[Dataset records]
[start]
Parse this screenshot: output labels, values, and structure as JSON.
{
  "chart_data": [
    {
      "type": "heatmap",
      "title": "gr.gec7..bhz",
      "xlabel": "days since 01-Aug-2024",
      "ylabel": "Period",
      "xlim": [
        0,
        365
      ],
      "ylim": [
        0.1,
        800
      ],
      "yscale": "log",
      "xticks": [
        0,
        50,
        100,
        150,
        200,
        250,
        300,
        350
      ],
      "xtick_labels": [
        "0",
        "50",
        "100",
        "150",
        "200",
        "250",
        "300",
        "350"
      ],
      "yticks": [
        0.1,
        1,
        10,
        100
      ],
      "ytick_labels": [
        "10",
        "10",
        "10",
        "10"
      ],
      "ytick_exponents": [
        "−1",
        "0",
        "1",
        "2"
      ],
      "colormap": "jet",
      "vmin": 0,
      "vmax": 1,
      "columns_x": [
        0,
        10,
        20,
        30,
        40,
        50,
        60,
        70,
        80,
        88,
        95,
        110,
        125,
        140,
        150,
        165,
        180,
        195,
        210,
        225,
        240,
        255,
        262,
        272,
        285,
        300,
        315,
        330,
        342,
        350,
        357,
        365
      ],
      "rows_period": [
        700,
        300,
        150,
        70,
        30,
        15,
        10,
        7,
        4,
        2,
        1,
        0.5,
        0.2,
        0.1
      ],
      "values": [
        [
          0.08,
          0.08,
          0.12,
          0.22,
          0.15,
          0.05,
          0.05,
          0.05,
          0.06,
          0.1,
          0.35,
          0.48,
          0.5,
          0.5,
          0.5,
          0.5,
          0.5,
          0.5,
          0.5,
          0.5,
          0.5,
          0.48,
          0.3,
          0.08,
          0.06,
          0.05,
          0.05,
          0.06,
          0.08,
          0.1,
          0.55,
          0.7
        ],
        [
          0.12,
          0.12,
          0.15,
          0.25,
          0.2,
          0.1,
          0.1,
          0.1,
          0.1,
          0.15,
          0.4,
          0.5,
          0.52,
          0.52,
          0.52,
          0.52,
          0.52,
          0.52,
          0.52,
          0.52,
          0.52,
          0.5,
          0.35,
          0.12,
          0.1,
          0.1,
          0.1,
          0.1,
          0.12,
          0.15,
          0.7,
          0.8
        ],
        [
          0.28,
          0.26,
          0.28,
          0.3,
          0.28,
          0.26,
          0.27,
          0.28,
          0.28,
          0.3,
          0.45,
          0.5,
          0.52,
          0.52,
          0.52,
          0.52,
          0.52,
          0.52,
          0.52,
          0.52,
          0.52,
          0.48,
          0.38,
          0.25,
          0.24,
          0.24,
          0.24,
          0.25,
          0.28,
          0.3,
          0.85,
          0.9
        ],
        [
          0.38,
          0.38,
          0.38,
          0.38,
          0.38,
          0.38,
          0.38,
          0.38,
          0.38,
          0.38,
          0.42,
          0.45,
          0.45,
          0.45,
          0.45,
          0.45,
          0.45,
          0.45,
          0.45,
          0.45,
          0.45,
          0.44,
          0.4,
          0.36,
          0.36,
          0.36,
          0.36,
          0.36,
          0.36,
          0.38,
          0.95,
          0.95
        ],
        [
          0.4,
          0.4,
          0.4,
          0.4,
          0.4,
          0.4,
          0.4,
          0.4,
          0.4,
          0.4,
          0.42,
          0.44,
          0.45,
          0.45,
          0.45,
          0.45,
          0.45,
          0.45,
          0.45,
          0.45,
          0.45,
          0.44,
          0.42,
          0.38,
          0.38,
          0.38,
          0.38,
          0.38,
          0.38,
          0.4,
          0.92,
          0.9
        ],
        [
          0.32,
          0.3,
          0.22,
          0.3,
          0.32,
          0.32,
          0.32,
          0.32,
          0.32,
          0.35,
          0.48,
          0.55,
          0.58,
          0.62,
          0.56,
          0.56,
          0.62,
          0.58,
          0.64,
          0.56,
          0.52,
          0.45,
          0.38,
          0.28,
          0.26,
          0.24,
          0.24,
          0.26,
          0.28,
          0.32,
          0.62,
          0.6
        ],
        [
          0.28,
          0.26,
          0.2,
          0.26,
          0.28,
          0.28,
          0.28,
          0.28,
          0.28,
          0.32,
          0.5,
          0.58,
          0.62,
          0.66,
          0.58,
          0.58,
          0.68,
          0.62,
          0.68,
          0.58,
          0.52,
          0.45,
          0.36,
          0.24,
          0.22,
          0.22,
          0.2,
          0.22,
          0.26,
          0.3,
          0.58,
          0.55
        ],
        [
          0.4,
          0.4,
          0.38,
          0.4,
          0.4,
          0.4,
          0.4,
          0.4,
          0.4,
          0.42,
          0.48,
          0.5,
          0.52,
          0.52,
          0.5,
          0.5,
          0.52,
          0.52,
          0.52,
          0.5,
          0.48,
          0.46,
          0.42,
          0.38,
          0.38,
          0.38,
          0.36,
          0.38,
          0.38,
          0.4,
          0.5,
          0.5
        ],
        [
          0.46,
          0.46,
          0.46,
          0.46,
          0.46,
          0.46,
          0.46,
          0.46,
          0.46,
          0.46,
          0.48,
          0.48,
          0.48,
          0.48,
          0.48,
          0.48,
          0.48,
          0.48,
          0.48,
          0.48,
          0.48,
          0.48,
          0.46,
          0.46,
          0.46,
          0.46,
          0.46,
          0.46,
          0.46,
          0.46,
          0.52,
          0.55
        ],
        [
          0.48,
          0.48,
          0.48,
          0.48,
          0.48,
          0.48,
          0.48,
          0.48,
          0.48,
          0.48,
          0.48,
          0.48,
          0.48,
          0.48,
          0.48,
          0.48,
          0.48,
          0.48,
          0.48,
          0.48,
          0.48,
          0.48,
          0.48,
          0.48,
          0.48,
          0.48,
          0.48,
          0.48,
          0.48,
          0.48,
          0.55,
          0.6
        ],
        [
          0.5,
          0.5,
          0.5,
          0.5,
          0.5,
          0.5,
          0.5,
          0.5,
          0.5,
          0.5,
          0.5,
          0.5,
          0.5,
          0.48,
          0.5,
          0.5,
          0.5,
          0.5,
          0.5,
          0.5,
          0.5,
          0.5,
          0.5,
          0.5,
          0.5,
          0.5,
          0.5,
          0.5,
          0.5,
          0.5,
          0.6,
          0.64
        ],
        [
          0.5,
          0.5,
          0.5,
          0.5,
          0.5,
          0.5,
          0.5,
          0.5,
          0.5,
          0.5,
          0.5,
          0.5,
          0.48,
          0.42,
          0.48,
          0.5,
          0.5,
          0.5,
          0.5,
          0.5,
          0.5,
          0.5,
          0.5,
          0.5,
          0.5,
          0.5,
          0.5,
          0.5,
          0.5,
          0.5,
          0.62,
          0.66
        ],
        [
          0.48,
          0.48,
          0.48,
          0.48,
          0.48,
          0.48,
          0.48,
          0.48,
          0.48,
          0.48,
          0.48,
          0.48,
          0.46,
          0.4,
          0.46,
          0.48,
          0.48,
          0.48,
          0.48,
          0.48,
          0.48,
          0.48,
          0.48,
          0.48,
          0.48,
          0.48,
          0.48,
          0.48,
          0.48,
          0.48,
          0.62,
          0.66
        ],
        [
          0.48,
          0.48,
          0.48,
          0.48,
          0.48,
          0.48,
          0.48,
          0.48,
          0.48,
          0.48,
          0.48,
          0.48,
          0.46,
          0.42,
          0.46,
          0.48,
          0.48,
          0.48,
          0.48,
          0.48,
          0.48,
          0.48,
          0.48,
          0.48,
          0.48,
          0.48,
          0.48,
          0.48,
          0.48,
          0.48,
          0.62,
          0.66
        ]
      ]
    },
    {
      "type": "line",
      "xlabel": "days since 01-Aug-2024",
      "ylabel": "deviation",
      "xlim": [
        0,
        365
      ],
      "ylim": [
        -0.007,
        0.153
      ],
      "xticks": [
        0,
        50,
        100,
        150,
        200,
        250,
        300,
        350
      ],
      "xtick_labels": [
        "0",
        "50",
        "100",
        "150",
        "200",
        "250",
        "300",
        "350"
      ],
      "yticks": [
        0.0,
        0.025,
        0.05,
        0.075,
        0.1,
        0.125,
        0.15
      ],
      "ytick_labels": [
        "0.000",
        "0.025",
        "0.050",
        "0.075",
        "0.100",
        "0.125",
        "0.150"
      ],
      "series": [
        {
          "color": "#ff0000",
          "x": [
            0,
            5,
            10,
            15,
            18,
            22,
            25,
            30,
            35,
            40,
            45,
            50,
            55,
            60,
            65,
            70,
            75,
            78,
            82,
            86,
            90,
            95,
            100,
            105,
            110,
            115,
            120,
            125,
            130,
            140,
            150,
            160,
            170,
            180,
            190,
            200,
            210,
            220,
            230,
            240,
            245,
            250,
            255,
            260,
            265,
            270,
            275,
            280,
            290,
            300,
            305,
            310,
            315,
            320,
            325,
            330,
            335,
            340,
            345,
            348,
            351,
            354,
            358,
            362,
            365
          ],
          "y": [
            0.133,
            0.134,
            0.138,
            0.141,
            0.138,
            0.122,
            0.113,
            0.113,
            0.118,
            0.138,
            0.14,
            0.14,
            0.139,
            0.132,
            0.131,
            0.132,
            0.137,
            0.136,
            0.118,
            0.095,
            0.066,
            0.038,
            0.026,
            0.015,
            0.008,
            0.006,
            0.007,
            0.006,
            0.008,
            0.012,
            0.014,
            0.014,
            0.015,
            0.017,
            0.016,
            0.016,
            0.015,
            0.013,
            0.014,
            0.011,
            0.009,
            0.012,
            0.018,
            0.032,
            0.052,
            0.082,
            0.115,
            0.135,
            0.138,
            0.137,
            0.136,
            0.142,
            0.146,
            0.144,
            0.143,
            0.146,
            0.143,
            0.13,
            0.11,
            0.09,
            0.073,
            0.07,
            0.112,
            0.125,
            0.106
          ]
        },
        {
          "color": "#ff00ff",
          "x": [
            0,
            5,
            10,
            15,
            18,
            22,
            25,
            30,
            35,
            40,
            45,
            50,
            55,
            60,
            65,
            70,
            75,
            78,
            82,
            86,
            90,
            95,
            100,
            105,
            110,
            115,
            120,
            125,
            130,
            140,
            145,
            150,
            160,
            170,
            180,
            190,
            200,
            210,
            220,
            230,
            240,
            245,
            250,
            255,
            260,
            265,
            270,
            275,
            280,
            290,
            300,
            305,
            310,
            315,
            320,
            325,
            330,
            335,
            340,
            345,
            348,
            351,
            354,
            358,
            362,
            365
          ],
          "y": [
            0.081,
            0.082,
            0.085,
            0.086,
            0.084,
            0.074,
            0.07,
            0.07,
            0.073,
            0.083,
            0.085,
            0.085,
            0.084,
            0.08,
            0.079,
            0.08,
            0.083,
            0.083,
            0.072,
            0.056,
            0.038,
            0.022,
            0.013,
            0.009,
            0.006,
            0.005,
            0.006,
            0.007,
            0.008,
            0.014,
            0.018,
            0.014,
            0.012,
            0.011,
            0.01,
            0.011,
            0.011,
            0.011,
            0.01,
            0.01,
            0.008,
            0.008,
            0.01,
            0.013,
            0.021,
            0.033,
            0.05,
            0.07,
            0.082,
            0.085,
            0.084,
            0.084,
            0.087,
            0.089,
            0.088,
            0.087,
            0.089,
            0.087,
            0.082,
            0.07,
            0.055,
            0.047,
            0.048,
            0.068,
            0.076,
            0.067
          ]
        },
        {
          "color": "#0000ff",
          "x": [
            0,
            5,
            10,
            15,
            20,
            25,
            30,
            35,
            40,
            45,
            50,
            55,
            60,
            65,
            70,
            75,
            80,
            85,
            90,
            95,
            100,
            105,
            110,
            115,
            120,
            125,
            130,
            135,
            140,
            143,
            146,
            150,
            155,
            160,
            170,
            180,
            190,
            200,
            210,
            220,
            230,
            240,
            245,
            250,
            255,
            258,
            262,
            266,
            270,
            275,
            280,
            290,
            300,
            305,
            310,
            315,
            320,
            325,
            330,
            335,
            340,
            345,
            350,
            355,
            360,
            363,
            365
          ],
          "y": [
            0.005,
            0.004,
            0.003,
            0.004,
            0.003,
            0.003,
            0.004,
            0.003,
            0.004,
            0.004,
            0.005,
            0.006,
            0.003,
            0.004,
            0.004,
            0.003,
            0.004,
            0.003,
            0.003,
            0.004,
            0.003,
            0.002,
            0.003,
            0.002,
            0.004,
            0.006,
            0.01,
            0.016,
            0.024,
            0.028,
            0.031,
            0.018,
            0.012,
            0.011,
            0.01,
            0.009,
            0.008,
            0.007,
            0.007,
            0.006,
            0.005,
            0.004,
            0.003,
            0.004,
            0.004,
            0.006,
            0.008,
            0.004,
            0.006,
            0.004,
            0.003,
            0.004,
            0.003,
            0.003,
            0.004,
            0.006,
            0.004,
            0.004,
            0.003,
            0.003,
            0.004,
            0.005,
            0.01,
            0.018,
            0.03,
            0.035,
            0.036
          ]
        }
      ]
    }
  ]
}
[end]
- [What is being asked]: Say how many lines in the entries contain the string "values", and say nothing else.

- [Output below]: 2